EXERCISE INSTRUCTIONS:
What follows is a set of records, each of which is to be written out exactly.
### SUPPLIED MATERIAL ###
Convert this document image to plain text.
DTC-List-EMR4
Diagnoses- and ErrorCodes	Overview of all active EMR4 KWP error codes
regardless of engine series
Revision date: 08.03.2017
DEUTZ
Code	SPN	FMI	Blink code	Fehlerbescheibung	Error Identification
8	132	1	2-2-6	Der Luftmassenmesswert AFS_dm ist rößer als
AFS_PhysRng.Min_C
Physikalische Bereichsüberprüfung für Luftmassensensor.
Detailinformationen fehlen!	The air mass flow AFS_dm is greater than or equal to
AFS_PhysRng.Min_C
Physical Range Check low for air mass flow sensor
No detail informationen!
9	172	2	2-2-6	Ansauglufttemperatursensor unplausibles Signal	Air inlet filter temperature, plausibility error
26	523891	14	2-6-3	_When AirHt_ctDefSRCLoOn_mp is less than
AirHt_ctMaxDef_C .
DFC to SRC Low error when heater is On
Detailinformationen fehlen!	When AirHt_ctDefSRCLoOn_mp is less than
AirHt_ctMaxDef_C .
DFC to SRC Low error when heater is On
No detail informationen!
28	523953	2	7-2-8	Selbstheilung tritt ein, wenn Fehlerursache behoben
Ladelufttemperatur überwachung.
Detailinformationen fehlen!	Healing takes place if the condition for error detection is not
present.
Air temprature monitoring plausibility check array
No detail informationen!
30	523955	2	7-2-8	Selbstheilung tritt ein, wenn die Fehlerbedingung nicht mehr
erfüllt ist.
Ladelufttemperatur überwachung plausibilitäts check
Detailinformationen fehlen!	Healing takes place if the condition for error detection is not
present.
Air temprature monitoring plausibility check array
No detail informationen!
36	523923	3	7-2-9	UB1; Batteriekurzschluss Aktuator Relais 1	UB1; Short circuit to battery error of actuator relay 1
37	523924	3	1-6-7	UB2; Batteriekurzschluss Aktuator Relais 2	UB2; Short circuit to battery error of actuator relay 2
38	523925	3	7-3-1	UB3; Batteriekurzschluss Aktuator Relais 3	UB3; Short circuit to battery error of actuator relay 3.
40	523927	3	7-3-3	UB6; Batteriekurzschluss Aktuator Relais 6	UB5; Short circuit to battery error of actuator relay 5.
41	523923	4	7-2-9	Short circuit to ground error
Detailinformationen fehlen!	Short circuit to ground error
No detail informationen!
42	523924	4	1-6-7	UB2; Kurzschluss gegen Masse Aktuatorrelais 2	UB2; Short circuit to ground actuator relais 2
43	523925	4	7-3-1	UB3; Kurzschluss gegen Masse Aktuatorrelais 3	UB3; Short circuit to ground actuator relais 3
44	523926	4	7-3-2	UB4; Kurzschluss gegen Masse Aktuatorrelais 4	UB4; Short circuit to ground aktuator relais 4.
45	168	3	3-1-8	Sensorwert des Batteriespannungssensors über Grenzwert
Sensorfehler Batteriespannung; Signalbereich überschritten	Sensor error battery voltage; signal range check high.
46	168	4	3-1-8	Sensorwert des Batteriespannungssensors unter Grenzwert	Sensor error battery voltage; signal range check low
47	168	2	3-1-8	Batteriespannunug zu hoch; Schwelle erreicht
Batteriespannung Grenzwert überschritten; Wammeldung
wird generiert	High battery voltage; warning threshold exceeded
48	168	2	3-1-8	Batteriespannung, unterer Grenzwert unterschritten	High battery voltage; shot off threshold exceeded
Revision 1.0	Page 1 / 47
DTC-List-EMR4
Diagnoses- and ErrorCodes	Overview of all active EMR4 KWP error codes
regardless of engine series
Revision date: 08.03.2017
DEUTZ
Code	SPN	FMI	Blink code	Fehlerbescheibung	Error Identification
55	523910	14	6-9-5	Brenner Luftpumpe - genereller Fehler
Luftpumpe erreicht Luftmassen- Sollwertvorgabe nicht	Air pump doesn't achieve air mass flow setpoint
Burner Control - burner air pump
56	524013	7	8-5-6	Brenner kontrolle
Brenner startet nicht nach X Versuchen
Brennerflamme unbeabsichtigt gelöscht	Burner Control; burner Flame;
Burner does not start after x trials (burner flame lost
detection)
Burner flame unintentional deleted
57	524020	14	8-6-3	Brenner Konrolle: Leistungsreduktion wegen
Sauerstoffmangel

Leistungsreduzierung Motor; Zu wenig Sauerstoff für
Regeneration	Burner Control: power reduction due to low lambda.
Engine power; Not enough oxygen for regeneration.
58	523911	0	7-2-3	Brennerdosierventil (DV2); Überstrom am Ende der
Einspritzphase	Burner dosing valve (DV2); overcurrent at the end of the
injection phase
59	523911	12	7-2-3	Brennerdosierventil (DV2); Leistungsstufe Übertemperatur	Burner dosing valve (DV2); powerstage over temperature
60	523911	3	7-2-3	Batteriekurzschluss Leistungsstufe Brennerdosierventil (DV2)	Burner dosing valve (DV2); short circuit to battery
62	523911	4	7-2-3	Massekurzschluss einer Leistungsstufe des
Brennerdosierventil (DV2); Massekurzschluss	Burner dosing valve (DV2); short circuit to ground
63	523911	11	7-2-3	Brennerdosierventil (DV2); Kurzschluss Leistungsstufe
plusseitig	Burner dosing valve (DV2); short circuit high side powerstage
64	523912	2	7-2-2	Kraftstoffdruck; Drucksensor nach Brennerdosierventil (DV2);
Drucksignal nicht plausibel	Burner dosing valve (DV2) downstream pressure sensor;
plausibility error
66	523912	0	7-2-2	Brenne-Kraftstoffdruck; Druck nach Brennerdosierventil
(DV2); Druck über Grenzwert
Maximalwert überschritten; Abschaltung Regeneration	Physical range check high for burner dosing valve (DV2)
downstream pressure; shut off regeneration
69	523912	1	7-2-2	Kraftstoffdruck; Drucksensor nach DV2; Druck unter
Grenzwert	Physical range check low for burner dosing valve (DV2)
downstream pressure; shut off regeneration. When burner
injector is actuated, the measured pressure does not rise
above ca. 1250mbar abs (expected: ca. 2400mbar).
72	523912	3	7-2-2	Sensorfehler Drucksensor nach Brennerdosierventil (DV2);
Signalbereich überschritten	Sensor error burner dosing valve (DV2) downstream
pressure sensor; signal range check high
###
COMPLETE RESPONSE:
Convert this document image to plain text.
DTC-List-EMR4
Diagnoses- and ErrorCodes	Overview of all active EMR4 KWP error codes
regardless of engine series
Revision date: 08.03.2017
DEUTZ
Code	SPN	FMI	Blink code	Fehlerbescheibung	Error Identification
8	132	1	2-2-6	Der Luftmassenmesswert AFS_dm ist rößer als
AFS_PhysRng.Min_C
Physikalische Bereichsüberprüfung für Luftmassensensor.
Detailinformationen fehlen!	The air mass flow AFS_dm is greater than or equal to
AFS_PhysRng.Min_C
Physical Range Check low for air mass flow sensor
No detail informationen!
9	172	2	2-2-6	Ansauglufttemperatursensor unplausibles Signal	Air inlet filter temperature, plausibility error
26	523891	14	2-6-3	_When AirHt_ctDefSRCLoOn_mp is less than
AirHt_ctMaxDef_C .
DFC to SRC Low error when heater is On
Detailinformationen fehlen!	When AirHt_ctDefSRCLoOn_mp is less than
AirHt_ctMaxDef_C .
DFC to SRC Low error when heater is On
No detail informationen!
28	523953	2	7-2-8	Selbstheilung tritt ein, wenn Fehlerursache behoben
Ladelufttemperatur überwachung.
Detailinformationen fehlen!	Healing takes place if the condition for error detection is not
present.
Air temprature monitoring plausibility check array
No detail informationen!
30	523955	2	7-2-8	Selbstheilung tritt ein, wenn die Fehlerbedingung nicht mehr
erfüllt ist.
Ladelufttemperatur überwachung plausibilitäts check
Detailinformationen fehlen!	Healing takes place if the condition for error detection is not
present.
Air temprature monitoring plausibility check array
No detail informationen!
36	523923	3	7-2-9	UB1; Batteriekurzschluss Aktuator Relais 1	UB1; Short circuit to battery error of actuator relay 1
37	523924	3	1-6-7	UB2; Batteriekurzschluss Aktuator Relais 2	UB2; Short circuit to battery error of actuator relay 2
38	523925	3	7-3-1	UB3; Batteriekurzschluss Aktuator Relais 3	UB3; Short circuit to battery error of actuator relay 3.
40	523927	3	7-3-3	UB6; Batteriekurzschluss Aktuator Relais 6	UB5; Short circuit to battery error of actuator relay 5.
41	523923	4	7-2-9	Short circuit to ground error
Detailinformationen fehlen!	Short circuit to ground error
No detail informationen!
42	523924	4	1-6-7	UB2; Kurzschluss gegen Masse Aktuatorrelais 2	UB2; Short circuit to ground actuator relais 2
43	523925	4	7-3-1	UB3; Kurzschluss gegen Masse Aktuatorrelais 3	UB3; Short circuit to ground actuator relais 3
44	523926	4	7-3-2	UB4; Kurzschluss gegen Masse Aktuatorrelais 4	UB4; Short circuit to ground aktuator relais 4.
45	168	3	3-1-8	Sensorwert des Batteriespannungssensors über Grenzwert
Sensorfehler Batteriespannung; Signalbereich überschritten	Sensor error battery voltage; signal range check high.
46	168	4	3-1-8	Sensorwert des Batteriespannungssensors unter Grenzwert	Sensor error battery voltage; signal range check low
47	168	2	3-1-8	Batteriespannunug zu hoch; Schwelle erreicht
Batteriespannung Grenzwert überschritten; Wammeldung
wird generiert	High battery voltage; warning threshold exceeded
48	168	2	3-1-8	Batteriespannung, unterer Grenzwert unterschritten	High battery voltage; shot off threshold exceeded
Revision 1.0	Page 1 / 47
DTC-List-EMR4
Diagnoses- and ErrorCodes	Overview of all active EMR4 KWP error codes
regardless of engine series
Revision date: 08.03.2017
DEUTZ
Code	SPN	FMI	Blink code	Fehlerbescheibung	Error Identification
55	523910	14	6-9-5	Brenner Luftpumpe - genereller Fehler
Luftpumpe erreicht Luftmassen- Sollwertvorgabe nicht	Air pump doesn't achieve air mass flow setpoint
Burner Control - burner air pump
56	524013	7	8-5-6	Brenner kontrolle
Brenner startet nicht nach X Versuchen
Brennerflamme unbeabsichtigt gelöscht	Burner Control; burner Flame;
Burner does not start after x trials (burner flame lost
detection)
Burner flame unintentional deleted
57	524020	14	8-6-3	Brenner Konrolle: Leistungsreduktion wegen
Sauerstoffmangel

Leistungsreduzierung Motor; Zu wenig Sauerstoff für
Regeneration	Burner Control: power reduction due to low lambda.
Engine power; Not enough oxygen for regeneration.
58	523911	0	7-2-3	Brennerdosierventil (DV2); Überstrom am Ende der
Einspritzphase	Burner dosing valve (DV2); overcurrent at the end of the
injection phase
59	523911	12	7-2-3	Brennerdosierventil (DV2); Leistungsstufe Übertemperatur	Burner dosing valve (DV2); powerstage over temperature
60	523911	3	7-2-3	Batteriekurzschluss Leistungsstufe Brennerdosierventil (DV2)	Burner dosing valve (DV2); short circuit to battery
62	523911	4	7-2-3	Massekurzschluss einer Leistungsstufe des
Brennerdosierventil (DV2); Massekurzschluss	Burner dosing valve (DV2); short circuit to ground
63	523911	11	7-2-3	Brennerdosierventil (DV2); Kurzschluss Leistungsstufe
plusseitig	Burner dosing valve (DV2); short circuit high side powerstage
64	523912	2	7-2-2	Kraftstoffdruck; Drucksensor nach Brennerdosierventil (DV2);
Drucksignal nicht plausibel	Burner dosing valve (DV2) downstream pressure sensor;
plausibility error
66	523912	0	7-2-2	Brenne-Kraftstoffdruck; Druck nach Brennerdosierventil
(DV2); Druck über Grenzwert
Maximalwert überschritten; Abschaltung Regeneration	Physical range check high for burner dosing valve (DV2)
downstream pressure; shut off regeneration
69	523912	1	7-2-2	Kraftstoffdruck; Drucksensor nach DV2; Druck unter
Grenzwert	Physical range check low for burner dosing valve (DV2)
downstream pressure; shut off regeneration. When burner
injector is actuated, the measured pressure does not rise
above ca. 1250mbar abs (expected: ca. 2400mbar).
72	523912	3	7-2-2	Sensorfehler Drucksensor nach Brennerdosierventil (DV2);
Signalbereich überschritten	Sensor error burner dosing valve (DV2) downstream
pressure sensor; signal range check high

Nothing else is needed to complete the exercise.